=== Task to carry out ===
Return the number of lines that include the string "human", without any other text.

━━━ Data

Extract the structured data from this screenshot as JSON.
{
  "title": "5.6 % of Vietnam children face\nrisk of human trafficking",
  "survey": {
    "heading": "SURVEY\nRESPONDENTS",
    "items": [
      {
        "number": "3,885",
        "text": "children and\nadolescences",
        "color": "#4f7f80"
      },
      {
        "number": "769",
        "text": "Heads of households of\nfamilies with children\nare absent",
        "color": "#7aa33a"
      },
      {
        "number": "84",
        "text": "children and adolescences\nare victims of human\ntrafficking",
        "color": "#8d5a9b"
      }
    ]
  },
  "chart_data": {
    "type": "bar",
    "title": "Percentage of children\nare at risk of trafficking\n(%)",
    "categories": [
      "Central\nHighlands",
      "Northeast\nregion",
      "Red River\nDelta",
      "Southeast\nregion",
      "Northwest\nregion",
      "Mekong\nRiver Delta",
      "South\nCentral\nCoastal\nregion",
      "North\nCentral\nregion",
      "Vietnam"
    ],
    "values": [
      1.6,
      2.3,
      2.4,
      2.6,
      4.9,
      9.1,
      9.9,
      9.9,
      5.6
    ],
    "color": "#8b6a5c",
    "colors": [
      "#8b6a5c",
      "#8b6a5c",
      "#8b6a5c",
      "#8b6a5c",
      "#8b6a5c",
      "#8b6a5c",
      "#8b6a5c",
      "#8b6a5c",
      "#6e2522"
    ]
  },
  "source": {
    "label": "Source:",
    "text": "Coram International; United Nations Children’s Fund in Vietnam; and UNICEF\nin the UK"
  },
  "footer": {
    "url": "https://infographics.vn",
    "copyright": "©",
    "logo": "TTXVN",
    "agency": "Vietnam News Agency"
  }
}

━━━━━━

=== Answer in full ===
2